-- Instructions for the task --
Your task is to copy the listing exactly, with the pictures left out.

###

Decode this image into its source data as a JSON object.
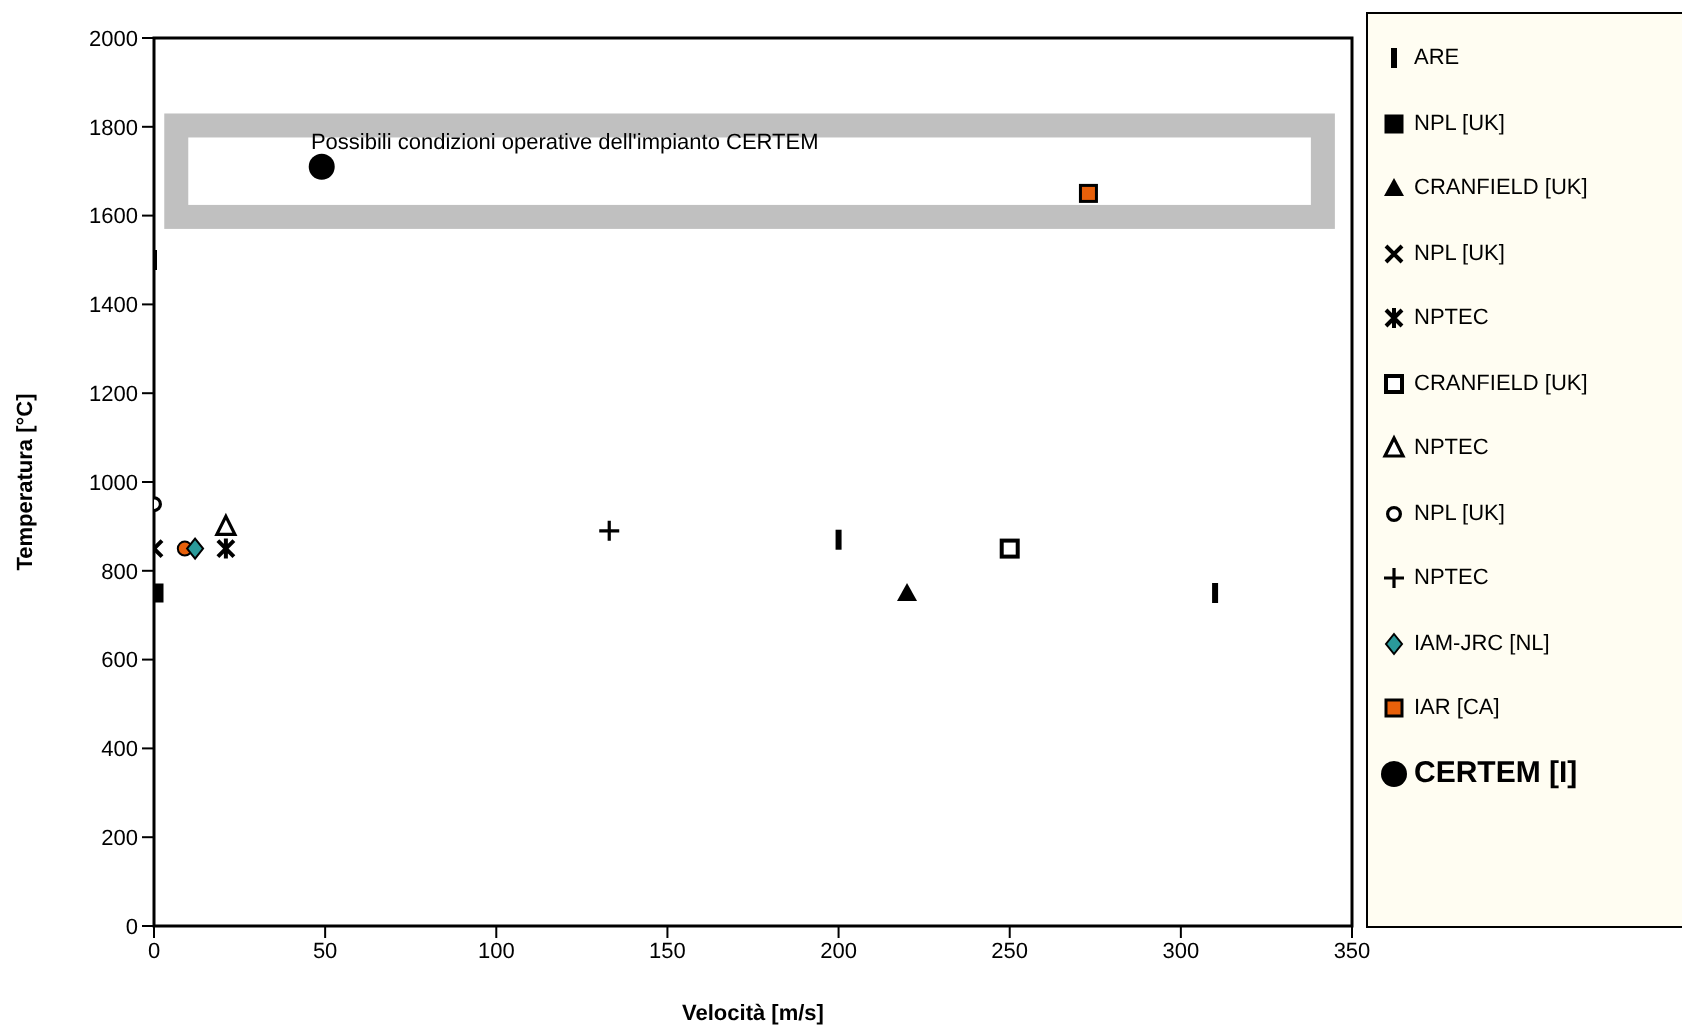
{
  "chart_data": {
    "type": "scatter",
    "xlabel": "Velocità [m/s]",
    "ylabel": "Temperatura [°C]",
    "xlim": [
      0,
      350
    ],
    "ylim": [
      0,
      2000
    ],
    "xticks": [
      0,
      50,
      100,
      150,
      200,
      250,
      300,
      350
    ],
    "yticks": [
      0,
      200,
      400,
      600,
      800,
      1000,
      1200,
      1400,
      1600,
      1800,
      2000
    ],
    "legend": "right",
    "annotations": [
      "Possibili condizioni operative dell'impianto CERTEM"
    ],
    "series": [
      {
        "name": "ARE",
        "color": "#000000",
        "x": [
          0
        ],
        "values": [
          1500
        ]
      },
      {
        "name": "NPL [UK]",
        "color": "#000000",
        "marker": "square",
        "x": [
          0
        ],
        "values": [
          750
        ]
      },
      {
        "name": "CRANFIELD [UK]",
        "color": "#000000",
        "marker": "triangle",
        "x": [
          220
        ],
        "values": [
          750
        ]
      },
      {
        "name": "NPL  [UK]",
        "color": "#000000",
        "marker": "x",
        "x": [
          0
        ],
        "values": [
          850
        ]
      },
      {
        "name": "NPTEC",
        "color": "#000000",
        "marker": "cross",
        "x": [
          21
        ],
        "values": [
          850
        ]
      },
      {
        "color": "#e8600a",
        "marker": "circle",
        "x": [
          9
        ],
        "values": [
          850
        ]
      },
      {
        "name": "CRANFIELD [UK]",
        "color": "#000000",
        "marker": "square-open",
        "x": [
          250
        ],
        "values": [
          850
        ]
      },
      {
        "color": "#000000",
        "x": [
          200,
          310
        ],
        "values": [
          870,
          750
        ]
      },
      {
        "name": "NPTEC",
        "color": "#000000",
        "marker": "triangle-open",
        "x": [
          21
        ],
        "values": [
          900
        ]
      },
      {
        "name": "NPL [UK]",
        "color": "#000000",
        "marker": "circle-open",
        "x": [
          0
        ],
        "values": [
          950
        ]
      },
      {
        "name": "NPTEC",
        "color": "#000000",
        "marker": "plus",
        "x": [
          133
        ],
        "values": [
          890
        ]
      },
      {
        "name": "IAM-JRC [NL]",
        "color": "#2a9a9a",
        "marker": "diamond",
        "x": [
          12
        ],
        "values": [
          850
        ]
      },
      {
        "name": "IAR [CA]",
        "color": "#e8600a",
        "marker": "square",
        "x": [
          273
        ],
        "values": [
          1650
        ]
      },
      {
        "name": "CERTEM [I]",
        "color": "#000000",
        "marker": "big-circle",
        "x": [
          49
        ],
        "values": [
          1710
        ]
      }
    ]
  }
}
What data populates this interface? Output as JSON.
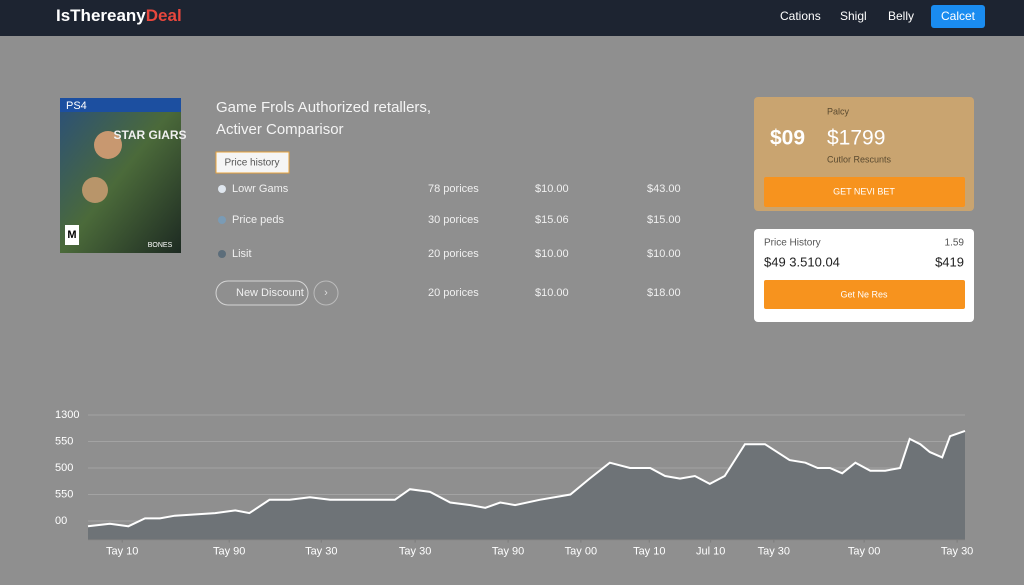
{
  "header": {
    "logo": "IsThereany",
    "logo_accent": "Deal",
    "nav": [
      "Cations",
      "Shigl",
      "Belly"
    ],
    "button": "Calcet"
  },
  "product": {
    "cover": {
      "platform": "PS4",
      "title": "STAR GIARS",
      "rating": "M",
      "badge": "BONES"
    },
    "title_lines": [
      "Game Frols Authorized retallers,",
      "Activer Comparisor"
    ],
    "tab": "Price history",
    "rows": [
      [
        "Lowr Gams",
        "78 porices",
        "$10.00",
        "$43.00"
      ],
      [
        "Price peds",
        "30 porices",
        "$15.06",
        "$15.00"
      ],
      [
        "Lisit",
        "20 porices",
        "$10.00",
        "$10.00"
      ],
      [
        "New Discount",
        "20 porices",
        "$10.00",
        "$18.00"
      ]
    ]
  },
  "deal_card": {
    "label": "Palcy",
    "price": "$09",
    "old_price": "$1799",
    "note": "Cutlor Rescunts",
    "button": "GET NEVI BET"
  },
  "history_card": {
    "label": "Price History",
    "value": "1.59",
    "range": "$49 3.510.04",
    "price": "$419",
    "button": "Get Ne Res"
  },
  "chart_data": {
    "type": "area",
    "color": "#6e7377",
    "line_color": "#ffffff",
    "x": [
      0,
      2.5,
      4.6,
      6.5,
      8.2,
      9.9,
      14.5,
      16.8,
      18.4,
      20.7,
      23.0,
      25.3,
      27.6,
      31.0,
      33.3,
      35.0,
      36.7,
      39.0,
      41.3,
      43.6,
      45.3,
      47.0,
      48.7,
      51.5,
      55.0,
      57.2,
      59.5,
      61.8,
      64.1,
      65.8,
      67.5,
      69.2,
      70.9,
      72.6,
      74.9,
      77.2,
      80.0,
      81.8,
      83.2,
      84.6,
      86.0,
      87.5,
      89.2,
      90.9,
      92.6,
      93.7,
      94.9,
      96.0,
      97.4,
      98.3,
      100
    ],
    "values": [
      -0.2,
      -0.1,
      -0.2,
      0.1,
      0.1,
      0.2,
      0.3,
      0.4,
      0.3,
      0.8,
      0.8,
      0.9,
      0.8,
      0.8,
      0.8,
      0.8,
      1.2,
      1.1,
      0.7,
      0.6,
      0.5,
      0.7,
      0.6,
      0.8,
      1.0,
      1.6,
      2.2,
      2.0,
      2.0,
      1.7,
      1.6,
      1.7,
      1.4,
      1.7,
      2.9,
      2.9,
      2.3,
      2.2,
      2.0,
      2.0,
      1.8,
      2.2,
      1.9,
      1.9,
      2.0,
      3.1,
      2.9,
      2.6,
      2.4,
      3.2,
      3.4
    ],
    "xlim": [
      0,
      100
    ],
    "xticks": [
      {
        "value": 3.9,
        "label": "Tay 10"
      },
      {
        "value": 16.1,
        "label": "Tay 90"
      },
      {
        "value": 26.6,
        "label": "Tay 30"
      },
      {
        "value": 37.3,
        "label": "Tay 30"
      },
      {
        "value": 47.9,
        "label": "Tay 90"
      },
      {
        "value": 56.2,
        "label": "Tay 00"
      },
      {
        "value": 64.0,
        "label": "Tay 10"
      },
      {
        "value": 71.0,
        "label": "Jul 10"
      },
      {
        "value": 78.2,
        "label": "Tay 30"
      },
      {
        "value": 88.5,
        "label": "Tay 00"
      },
      {
        "value": 99.1,
        "label": "Tay 30"
      }
    ],
    "ylim": [
      -0.7,
      4.5
    ],
    "yticks": [
      {
        "value": 4,
        "label": "1300"
      },
      {
        "value": 3,
        "label": "550"
      },
      {
        "value": 2,
        "label": "500"
      },
      {
        "value": 1,
        "label": "550"
      },
      {
        "value": 0,
        "label": "00"
      }
    ],
    "grid": true
  }
}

###

-- Correct result --
Decode this image into its source data as a JSON object.
{
  "chart_data": {
    "type": "scatter",
    "xlabel": "Velocità [m/s]",
    "ylabel": "Temperatura [°C]",
    "xlim": [
      0,
      350
    ],
    "ylim": [
      0,
      2000
    ],
    "xticks": [
      0,
      50,
      100,
      150,
      200,
      250,
      300,
      350
    ],
    "yticks": [
      0,
      200,
      400,
      600,
      800,
      1000,
      1200,
      1400,
      1600,
      1800,
      2000
    ],
    "legend": "right",
    "annotations": [
      "Possibili condizioni operative dell'impianto CERTEM"
    ],
    "series": [
      {
        "name": "ARE",
        "color": "#000000",
        "x": [
          0
        ],
        "values": [
          1500
        ]
      },
      {
        "name": "NPL [UK]",
        "color": "#000000",
        "marker": "square",
        "x": [
          0
        ],
        "values": [
          750
        ]
      },
      {
        "name": "CRANFIELD [UK]",
        "color": "#000000",
        "marker": "triangle",
        "x": [
          220
        ],
        "values": [
          750
        ]
      },
      {
        "name": "NPL  [UK]",
        "color": "#000000",
        "marker": "x",
        "x": [
          0
        ],
        "values": [
          850
        ]
      },
      {
        "name": "NPTEC",
        "color": "#000000",
        "marker": "cross",
        "x": [
          21
        ],
        "values": [
          850
        ]
      },
      {
        "color": "#e8600a",
        "marker": "circle",
        "x": [
          9
        ],
        "values": [
          850
        ]
      },
      {
        "name": "CRANFIELD [UK]",
        "color": "#000000",
        "marker": "square-open",
        "x": [
          250
        ],
        "values": [
          850
        ]
      },
      {
        "color": "#000000",
        "x": [
          200,
          310
        ],
        "values": [
          870,
          750
        ]
      },
      {
        "name": "NPTEC",
        "color": "#000000",
        "marker": "triangle-open",
        "x": [
          21
        ],
        "values": [
          900
        ]
      },
      {
        "name": "NPL [UK]",
        "color": "#000000",
        "marker": "circle-open",
        "x": [
          0
        ],
        "values": [
          950
        ]
      },
      {
        "name": "NPTEC",
        "color": "#000000",
        "marker": "plus",
        "x": [
          133
        ],
        "values": [
          890
        ]
      },
      {
        "name": "IAM-JRC [NL]",
        "color": "#2a9a9a",
        "marker": "diamond",
        "x": [
          12
        ],
        "values": [
          850
        ]
      },
      {
        "name": "IAR [CA]",
        "color": "#e8600a",
        "marker": "square",
        "x": [
          273
        ],
        "values": [
          1650
        ]
      },
      {
        "name": "CERTEM [I]",
        "color": "#000000",
        "marker": "big-circle",
        "x": [
          49
        ],
        "values": [
          1710
        ]
      }
    ]
  }
}
What data populates this interface? Output as JSON.
{
  "header": {
    "logo": "IsThereany",
    "logo_accent": "Deal",
    "nav": [
      "Cations",
      "Shigl",
      "Belly"
    ],
    "button": "Calcet"
  },
  "product": {
    "cover": {
      "platform": "PS4",
      "title": "STAR GIARS",
      "rating": "M",
      "badge": "BONES"
    },
    "title_lines": [
      "Game Frols Authorized retallers,",
      "Activer Comparisor"
    ],
    "tab": "Price history",
    "rows": [
      [
        "Lowr Gams",
        "78 porices",
        "$10.00",
        "$43.00"
      ],
      [
        "Price peds",
        "30 porices",
        "$15.06",
        "$15.00"
      ],
      [
        "Lisit",
        "20 porices",
        "$10.00",
        "$10.00"
      ],
      [
        "New Discount",
        "20 porices",
        "$10.00",
        "$18.00"
      ]
    ]
  },
  "deal_card": {
    "label": "Palcy",
    "price": "$09",
    "old_price": "$1799",
    "note": "Cutlor Rescunts",
    "button": "GET NEVI BET"
  },
  "history_card": {
    "label": "Price History",
    "value": "1.59",
    "range": "$49 3.510.04",
    "price": "$419",
    "button": "Get Ne Res"
  },
  "chart_data": {
    "type": "area",
    "color": "#6e7377",
    "line_color": "#ffffff",
    "x": [
      0,
      2.5,
      4.6,
      6.5,
      8.2,
      9.9,
      14.5,
      16.8,
      18.4,
      20.7,
      23.0,
      25.3,
      27.6,
      31.0,
      33.3,
      35.0,
      36.7,
      39.0,
      41.3,
      43.6,
      45.3,
      47.0,
      48.7,
      51.5,
      55.0,
      57.2,
      59.5,
      61.8,
      64.1,
      65.8,
      67.5,
      69.2,
      70.9,
      72.6,
      74.9,
      77.2,
      80.0,
      81.8,
      83.2,
      84.6,
      86.0,
      87.5,
      89.2,
      90.9,
      92.6,
      93.7,
      94.9,
      96.0,
      97.4,
      98.3,
      100
    ],
    "values": [
      -0.2,
      -0.1,
      -0.2,
      0.1,
      0.1,
      0.2,
      0.3,
      0.4,
      0.3,
      0.8,
      0.8,
      0.9,
      0.8,
      0.8,
      0.8,
      0.8,
      1.2,
      1.1,
      0.7,
      0.6,
      0.5,
      0.7,
      0.6,
      0.8,
      1.0,
      1.6,
      2.2,
      2.0,
      2.0,
      1.7,
      1.6,
      1.7,
      1.4,
      1.7,
      2.9,
      2.9,
      2.3,
      2.2,
      2.0,
      2.0,
      1.8,
      2.2,
      1.9,
      1.9,
      2.0,
      3.1,
      2.9,
      2.6,
      2.4,
      3.2,
      3.4
    ],
    "xlim": [
      0,
      100
    ],
    "xticks": [
      {
        "value": 3.9,
        "label": "Tay 10"
      },
      {
        "value": 16.1,
        "label": "Tay 90"
      },
      {
        "value": 26.6,
        "label": "Tay 30"
      },
      {
        "value": 37.3,
        "label": "Tay 30"
      },
      {
        "value": 47.9,
        "label": "Tay 90"
      },
      {
        "value": 56.2,
        "label": "Tay 00"
      },
      {
        "value": 64.0,
        "label": "Tay 10"
      },
      {
        "value": 71.0,
        "label": "Jul 10"
      },
      {
        "value": 78.2,
        "label": "Tay 30"
      },
      {
        "value": 88.5,
        "label": "Tay 00"
      },
      {
        "value": 99.1,
        "label": "Tay 30"
      }
    ],
    "ylim": [
      -0.7,
      4.5
    ],
    "yticks": [
      {
        "value": 4,
        "label": "1300"
      },
      {
        "value": 3,
        "label": "550"
      },
      {
        "value": 2,
        "label": "500"
      },
      {
        "value": 1,
        "label": "550"
      },
      {
        "value": 0,
        "label": "00"
      }
    ],
    "grid": true
  }
}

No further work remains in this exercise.